Exercise description>
Copy each line of the entries beneath that contains the word "энергетической".
----
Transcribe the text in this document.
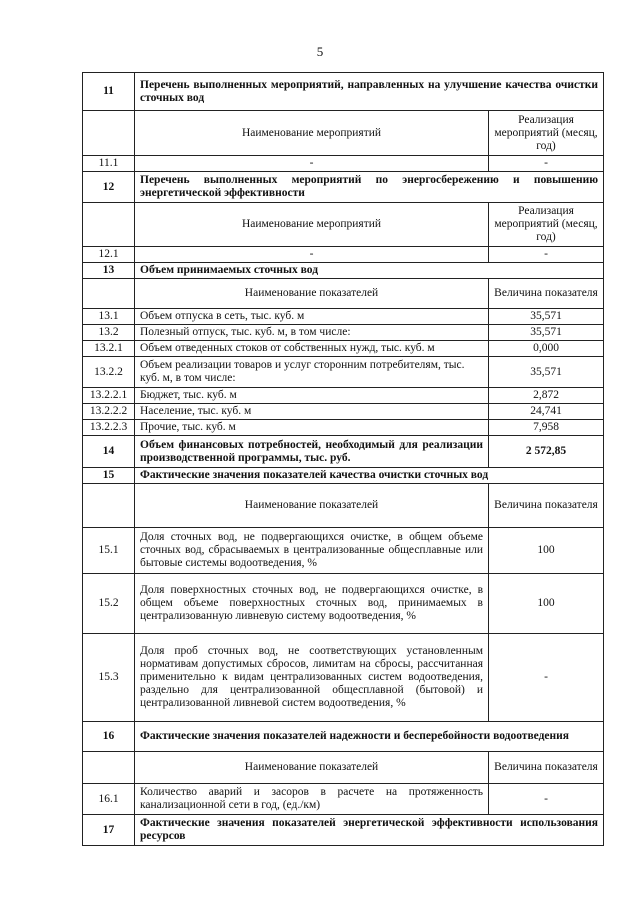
5
11	Перечень выполненных мероприятий, направленных на улучшение качества очистки сточных вод	
	Наименование мероприятий	Реализация мероприятий (месяц, год)
11.1	-	-
12	Перечень выполненных мероприятий по энергосбережению и повышению энергетической эффективности	
	Наименование мероприятий	Реализация мероприятий (месяц, год)
12.1	-	-
13	Объем принимаемых сточных вод	
	Наименование показателей	Величина показателя
13.1	Объем отпуска в сеть, тыс. куб. м	35,571
13.2	Полезный отпуск, тыс. куб. м, в том числе:	35,571
13.2.1	Объем отведенных стоков от собственных нужд, тыс. куб. м	0,000
13.2.2	Объем реализации товаров и услуг сторонним потребителям, тыс. куб. м, в том числе:	35,571
13.2.2.1	Бюджет, тыс. куб. м	2,872
13.2.2.2	Население, тыс. куб. м	24,741
13.2.2.3	Прочие, тыс. куб. м	7,958
14	Объем финансовых потребностей, необходимый для реализации производственной программы, тыс. руб.	2 572,85
15	Фактические значения показателей качества очистки сточных вод	
	Наименование показателей	Величина показателя
15.1	Доля сточных вод, не подвергающихся очистке, в общем объеме сточных вод, сбрасываемых в централизованные общесплавные или бытовые системы водоотведения, %	100
15.2	Доля поверхностных сточных вод, не подвергающихся очистке, в общем объеме поверхностных сточных вод, принимаемых в централизованную ливневую систему водоотведения, %	100
15.3	Доля проб сточных вод, не соответствующих установленным нормативам допустимых сбросов, лимитам на сбросы, рассчитанная применительно к видам централизованных систем водоотведения, раздельно для централизованной общесплавной (бытовой) и централизованной ливневой систем водоотведения, %	-
16	Фактические значения показателей надежности и бесперебойности водоотведения	
	Наименование показателей	Величина показателя
16.1	Количество аварий и засоров в расчете на протяженность канализационной сети в год, (ед./км)	-
17	Фактические значения показателей энергетической эффективности использования ресурсов	
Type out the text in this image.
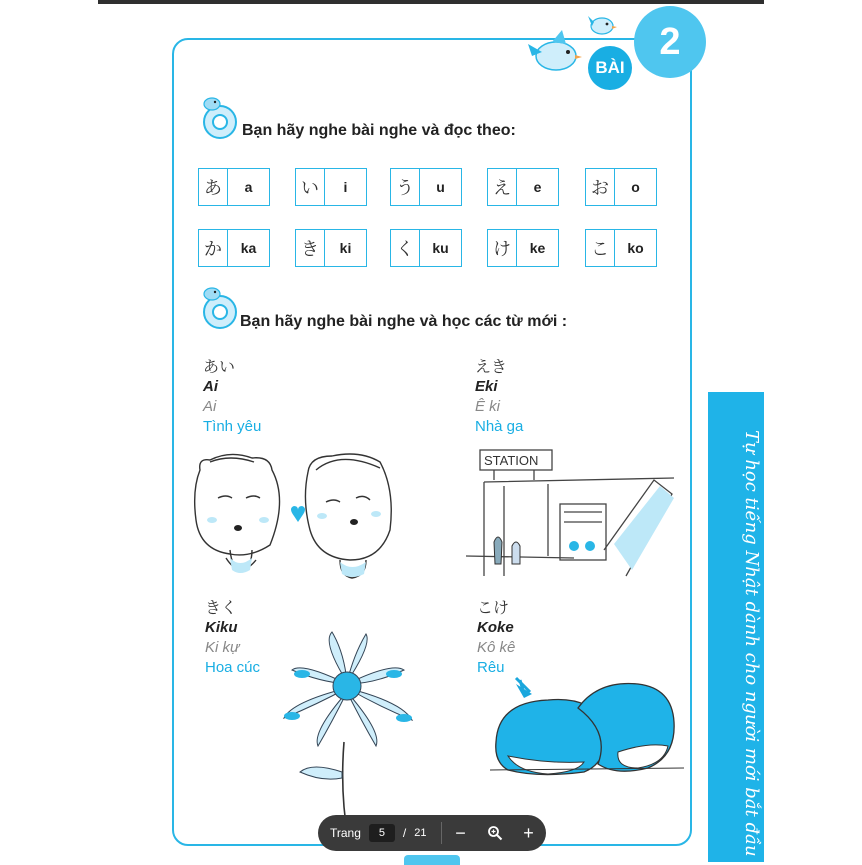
2
BÀI
Bạn hãy nghe bài nghe và đọc theo:
あ	a	い	i	う	u	え	e	お	o
か	ka	き	ki	く	ku	け	ke	こ	ko
Bạn hãy nghe bài nghe và học các từ mới :
あい
Ai
Ai
Tình yêu
えき
Eki
Ê ki
Nhà ga
きく
Kiku
Ki kự
Hoa cúc
こけ
Koke
Kô kê
Rêu
STATION	Tự học tiếng Nhật dành cho người mới bắt đầu
Trang	5	/ 21	−	+
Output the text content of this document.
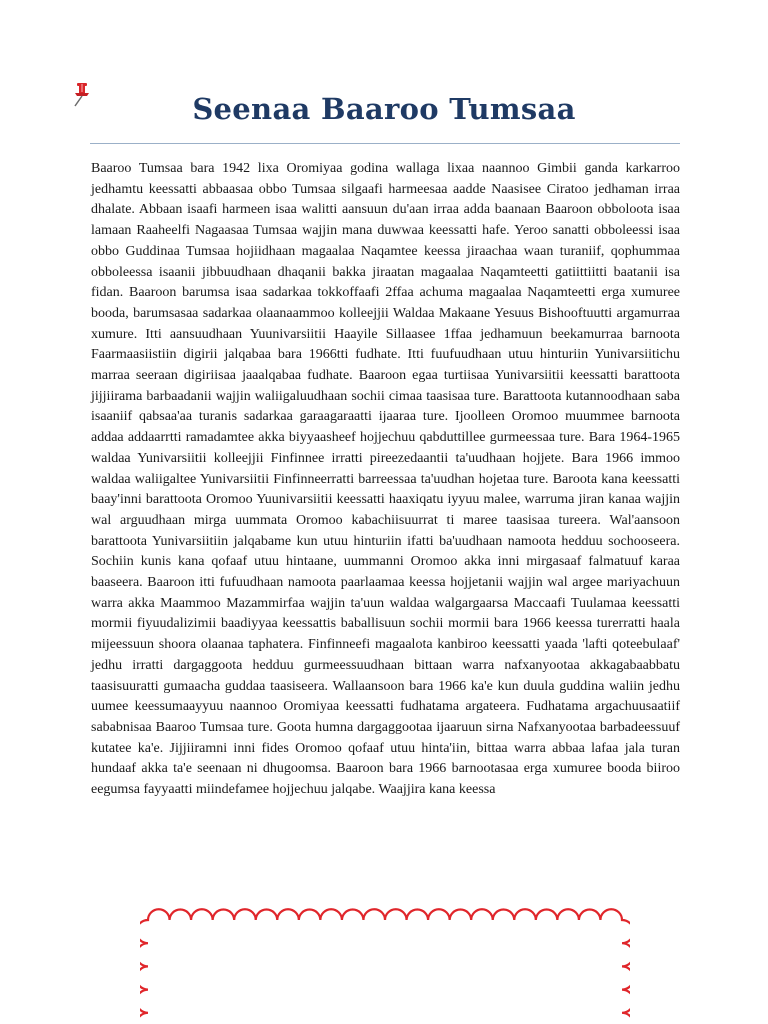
Seenaa Baaroo Tumsaa

Baaroo Tumsaa bara 1942 lixa Oromiyaa godina wallaga lixaa naannoo Gimbii ganda karkarroo jedhamtu keessatti abbaasaa obbo Tumsaa silgaafi harmeesaa aadde Naasisee Ciratoo jedhaman irraa dhalate. Abbaan isaafi harmeen isaa walitti aansuun du'aan irraa adda baanaan Baaroon obboloota isaa lamaan Raaheelfi Nagaasaa Tumsaa wajjin mana duwwaa keessatti hafe. Yeroo sanatti obboleessi isaa obbo Guddinaa Tumsaa hojiidhaan magaalaa Naqamtee keessa jiraachaa waan turaniif, qophummaa obboleessa isaanii jibbuudhaan dhaqanii bakka jiraatan magaalaa Naqamteetti gatiittiitti baatanii isa fidan. Baaroon barumsa isaa sadarkaa tokkoffaafi 2ffaa achuma magaalaa Naqamteetti erga xumuree booda, barumsasaa sadarkaa olaanaammoo kolleejjii Waldaa Makaane Yesuus Bishooftuutti argamurraa xumure. Itti aansuudhaan Yuunivarsiitii Haayile Sillaasee 1ffaa jedhamuun beekamurraa barnoota Faarmaasiistiin digirii jalqabaa bara 1966tti fudhate. Itti fuufuudhaan utuu hinturiin Yunivarsiitichu marraa seeraan digiriisaa jaaalqabaa fudhate. Baaroon egaa turtiisaa Yunivarsiitii keessatti barattoota jijjiirama barbaadanii wajjin waliigaluudhaan sochii cimaa taasisaa ture. Barattoota kutannoodhaan saba isaaniif qabsaa'aa turanis sadarkaa garaagaraatti ijaaraa ture. Ijoolleen Oromoo muummee barnoota addaa addaarrtti ramadamtee akka biyyaasheef hojjechuu qabduttillee gurmeessaa ture. Bara 1964-1965 waldaa Yunivarsiitii kolleejjii Finfinnee irratti pireezedaantii ta'uudhaan hojjete. Bara 1966 immoo waldaa waliigaltee Yunivarsiitii Finfinneerratti barreessaa ta'uudhan hojetaa ture. Baroota kana keessatti baay'inni barattoota Oromoo Yuunivarsiitii keessatti haaxiqatu iyyuu malee, warruma jiran kanaa wajjin wal arguudhaan mirga uummata Oromoo kabachiisuurrat ti maree taasisaa tureera. Wal'aansoon barattoota Yunivarsiitiin jalqabame kun utuu hinturiin ifatti ba'uudhaan namoota hedduu sochooseera. Sochiin kunis kana qofaaf utuu hintaane, uummanni Oromoo akka inni mirgasaaf falmatuuf karaa baaseera. Baaroon itti fufuudhaan namoota paarlaamaa keessa hojjetanii wajjin wal argee mariyachuun warra akka Maammoo Mazammirfaa wajjin ta'uun waldaa walgargaarsa Maccaafi Tuulamaa keessatti mormii fiyuudalizimii baadiyyaa keessattis baballisuun sochii mormii bara 1966 keessa turerratti haala mijeessuun shoora olaanaa taphatera. Finfinneefi magaalota kanbiroo keessatti yaada 'lafti qoteebulaaf' jedhu irratti dargaggoota hedduu gurmeessuudhaan bittaan warra nafxanyootaa akkagabaabbatu taasisuuratti gumaacha guddaa taasiseera. Wallaansoon bara 1966 ka'e kun duula guddina waliin jedhu uumee keessumaayyuu naannoo Oromiyaa keessatti fudhatama argateera. Fudhatama argachuusaatiif sababnisaa Baaroo Tumsaa ture. Goota humna dargaggootaa ijaaruun sirna Nafxanyootaa barbadeessuuf kutatee ka'e. Jijjiiramni inni fides Oromoo qofaaf utuu hinta'iin, bittaa warra abbaa lafaa jala turan hundaaf akka ta'e seenaan ni dhugoomsa. Baaroon bara 1966 barnootasaa erga xumuree booda biiroo eegumsa fayyaatti miindefamee hojjechuu jalqabe. Waajjira kana keessa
----
Expected output>
12	Перечень выполненных мероприятий по энергосбережению и повышению энергетической эффективности	
17	Фактические значения показателей энергетической эффективности использования ресурсов	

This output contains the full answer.